╭──
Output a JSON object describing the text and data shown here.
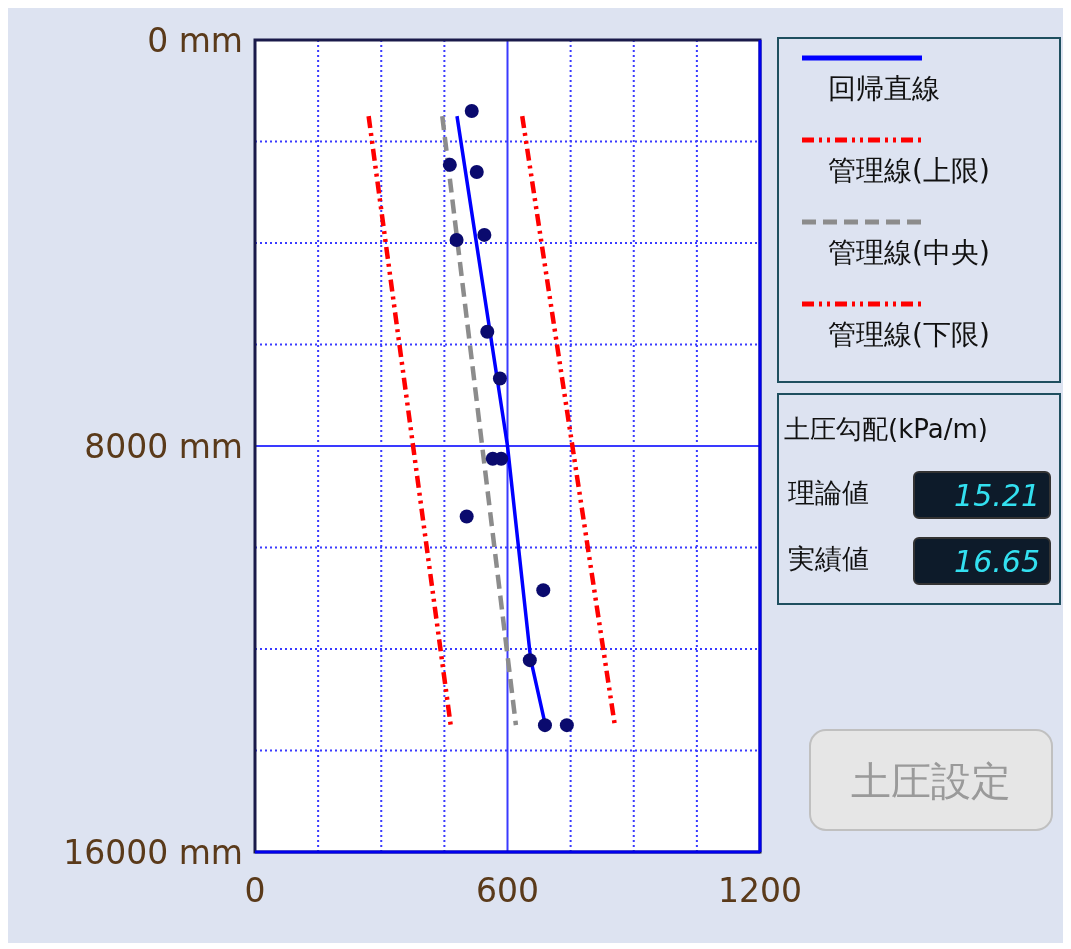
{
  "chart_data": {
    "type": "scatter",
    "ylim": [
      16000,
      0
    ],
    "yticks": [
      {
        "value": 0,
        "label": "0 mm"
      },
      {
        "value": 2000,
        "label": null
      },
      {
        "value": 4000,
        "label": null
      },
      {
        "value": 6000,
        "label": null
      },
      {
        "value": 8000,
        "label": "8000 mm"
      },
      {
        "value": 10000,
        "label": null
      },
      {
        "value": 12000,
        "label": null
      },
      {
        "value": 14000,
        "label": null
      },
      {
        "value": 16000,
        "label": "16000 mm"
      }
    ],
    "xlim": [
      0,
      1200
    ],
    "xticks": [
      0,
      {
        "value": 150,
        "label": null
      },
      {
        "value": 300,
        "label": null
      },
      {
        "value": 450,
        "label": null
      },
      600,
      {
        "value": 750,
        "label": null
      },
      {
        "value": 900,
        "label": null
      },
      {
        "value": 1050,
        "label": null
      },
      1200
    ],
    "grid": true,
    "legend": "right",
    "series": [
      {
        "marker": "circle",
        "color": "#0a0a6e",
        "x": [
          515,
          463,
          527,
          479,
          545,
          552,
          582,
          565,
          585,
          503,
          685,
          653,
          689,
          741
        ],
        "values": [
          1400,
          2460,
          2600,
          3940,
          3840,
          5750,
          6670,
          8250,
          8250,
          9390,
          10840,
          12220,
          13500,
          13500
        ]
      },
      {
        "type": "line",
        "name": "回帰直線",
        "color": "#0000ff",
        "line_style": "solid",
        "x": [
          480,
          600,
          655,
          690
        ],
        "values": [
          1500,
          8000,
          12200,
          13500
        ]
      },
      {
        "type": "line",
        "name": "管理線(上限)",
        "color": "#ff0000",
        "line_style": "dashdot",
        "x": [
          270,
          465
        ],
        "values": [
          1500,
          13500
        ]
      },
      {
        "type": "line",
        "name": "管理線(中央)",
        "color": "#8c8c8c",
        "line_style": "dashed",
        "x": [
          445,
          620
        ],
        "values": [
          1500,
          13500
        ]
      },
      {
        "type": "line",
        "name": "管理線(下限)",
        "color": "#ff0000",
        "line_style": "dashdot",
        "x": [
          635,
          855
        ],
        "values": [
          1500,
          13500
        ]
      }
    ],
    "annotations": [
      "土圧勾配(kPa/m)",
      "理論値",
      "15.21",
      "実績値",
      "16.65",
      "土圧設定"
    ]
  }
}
╰──
╭──
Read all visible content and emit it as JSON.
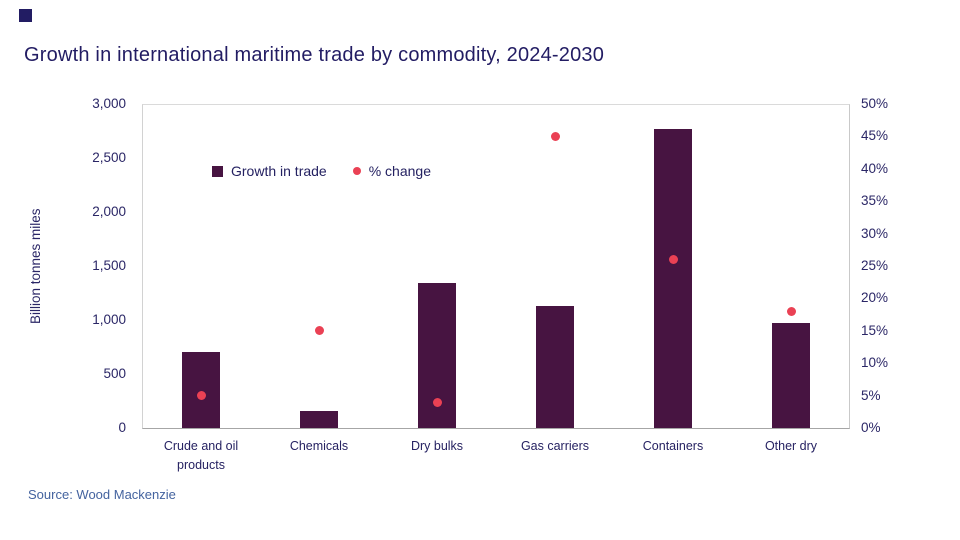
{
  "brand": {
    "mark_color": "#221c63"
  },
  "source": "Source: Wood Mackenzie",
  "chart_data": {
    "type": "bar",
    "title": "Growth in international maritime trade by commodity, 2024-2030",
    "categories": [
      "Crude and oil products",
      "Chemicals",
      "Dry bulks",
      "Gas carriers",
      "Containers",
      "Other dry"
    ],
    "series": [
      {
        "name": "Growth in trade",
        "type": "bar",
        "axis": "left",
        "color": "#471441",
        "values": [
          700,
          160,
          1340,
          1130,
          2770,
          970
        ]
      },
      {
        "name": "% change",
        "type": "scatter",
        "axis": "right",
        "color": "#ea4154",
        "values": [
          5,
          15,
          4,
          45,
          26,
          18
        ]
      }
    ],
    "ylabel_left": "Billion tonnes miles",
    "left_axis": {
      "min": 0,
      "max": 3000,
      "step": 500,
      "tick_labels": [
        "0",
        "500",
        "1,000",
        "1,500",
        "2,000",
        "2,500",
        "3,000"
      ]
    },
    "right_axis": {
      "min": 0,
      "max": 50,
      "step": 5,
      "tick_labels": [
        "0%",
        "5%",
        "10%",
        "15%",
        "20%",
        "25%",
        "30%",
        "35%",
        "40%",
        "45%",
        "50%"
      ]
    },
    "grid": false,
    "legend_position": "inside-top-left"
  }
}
╰──
__Given request__.
Using the listing, copy every line where the word "JSON" shows up.

__Task response__.
Output a JSON object describing the text and data shown here.
Read all visible content and emit it as JSON.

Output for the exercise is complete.